**Exercise details:** Set out every line bearing the string "French".

**Records to process:**
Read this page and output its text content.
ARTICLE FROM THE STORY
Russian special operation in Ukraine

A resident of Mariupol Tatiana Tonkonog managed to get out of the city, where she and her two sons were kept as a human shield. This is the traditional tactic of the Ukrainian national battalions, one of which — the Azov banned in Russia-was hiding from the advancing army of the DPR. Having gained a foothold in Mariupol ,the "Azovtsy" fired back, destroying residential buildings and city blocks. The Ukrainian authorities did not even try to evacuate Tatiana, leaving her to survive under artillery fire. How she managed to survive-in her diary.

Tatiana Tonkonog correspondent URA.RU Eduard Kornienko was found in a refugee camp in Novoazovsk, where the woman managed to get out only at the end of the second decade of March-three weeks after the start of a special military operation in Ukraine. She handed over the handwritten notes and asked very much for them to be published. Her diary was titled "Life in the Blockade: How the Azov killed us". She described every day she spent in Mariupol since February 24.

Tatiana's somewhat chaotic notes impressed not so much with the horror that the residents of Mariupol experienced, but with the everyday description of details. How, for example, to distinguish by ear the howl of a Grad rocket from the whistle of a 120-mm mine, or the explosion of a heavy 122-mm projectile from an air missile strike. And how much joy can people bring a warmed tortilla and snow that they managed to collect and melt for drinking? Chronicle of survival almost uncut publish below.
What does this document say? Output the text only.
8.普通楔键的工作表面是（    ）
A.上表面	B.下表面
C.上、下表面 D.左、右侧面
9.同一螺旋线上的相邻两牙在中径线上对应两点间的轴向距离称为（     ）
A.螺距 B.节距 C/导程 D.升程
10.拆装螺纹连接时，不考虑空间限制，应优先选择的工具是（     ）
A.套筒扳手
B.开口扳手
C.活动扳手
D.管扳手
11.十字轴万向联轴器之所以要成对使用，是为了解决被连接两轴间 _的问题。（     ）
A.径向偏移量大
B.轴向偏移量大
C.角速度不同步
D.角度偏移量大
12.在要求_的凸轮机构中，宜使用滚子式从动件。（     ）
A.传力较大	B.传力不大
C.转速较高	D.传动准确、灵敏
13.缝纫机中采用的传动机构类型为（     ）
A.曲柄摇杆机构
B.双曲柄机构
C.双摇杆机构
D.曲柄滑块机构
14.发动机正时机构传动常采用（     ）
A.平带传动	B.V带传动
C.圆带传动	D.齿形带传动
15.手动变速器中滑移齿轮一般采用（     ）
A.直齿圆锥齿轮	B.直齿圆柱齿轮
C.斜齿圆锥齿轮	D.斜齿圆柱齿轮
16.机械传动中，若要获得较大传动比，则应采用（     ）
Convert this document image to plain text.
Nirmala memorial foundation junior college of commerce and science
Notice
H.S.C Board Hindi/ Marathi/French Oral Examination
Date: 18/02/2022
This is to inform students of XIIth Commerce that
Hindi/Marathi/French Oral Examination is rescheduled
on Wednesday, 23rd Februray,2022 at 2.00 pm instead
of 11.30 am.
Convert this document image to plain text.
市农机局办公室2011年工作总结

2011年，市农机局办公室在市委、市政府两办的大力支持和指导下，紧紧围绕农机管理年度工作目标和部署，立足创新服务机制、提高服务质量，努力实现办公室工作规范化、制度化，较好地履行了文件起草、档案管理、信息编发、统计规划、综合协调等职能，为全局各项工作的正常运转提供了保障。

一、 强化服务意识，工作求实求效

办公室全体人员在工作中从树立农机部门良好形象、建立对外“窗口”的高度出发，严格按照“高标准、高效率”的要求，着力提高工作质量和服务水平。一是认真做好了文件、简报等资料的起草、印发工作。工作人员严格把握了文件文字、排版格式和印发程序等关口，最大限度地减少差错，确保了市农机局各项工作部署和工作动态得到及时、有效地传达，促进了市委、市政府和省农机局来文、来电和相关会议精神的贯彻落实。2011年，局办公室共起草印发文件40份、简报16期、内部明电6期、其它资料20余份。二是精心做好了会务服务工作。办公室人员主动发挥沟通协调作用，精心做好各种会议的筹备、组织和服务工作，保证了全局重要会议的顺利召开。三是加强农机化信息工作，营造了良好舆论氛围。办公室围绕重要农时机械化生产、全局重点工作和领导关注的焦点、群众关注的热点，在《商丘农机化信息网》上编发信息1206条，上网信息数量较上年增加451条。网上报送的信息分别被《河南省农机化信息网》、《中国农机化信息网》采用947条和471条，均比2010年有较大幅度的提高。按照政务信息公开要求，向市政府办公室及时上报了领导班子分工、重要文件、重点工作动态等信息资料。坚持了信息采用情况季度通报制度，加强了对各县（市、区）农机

**Task solution:**
H.S.C Board Hindi/ Marathi/French Oral Examination
Hindi/Marathi/French Oral Examination is rescheduled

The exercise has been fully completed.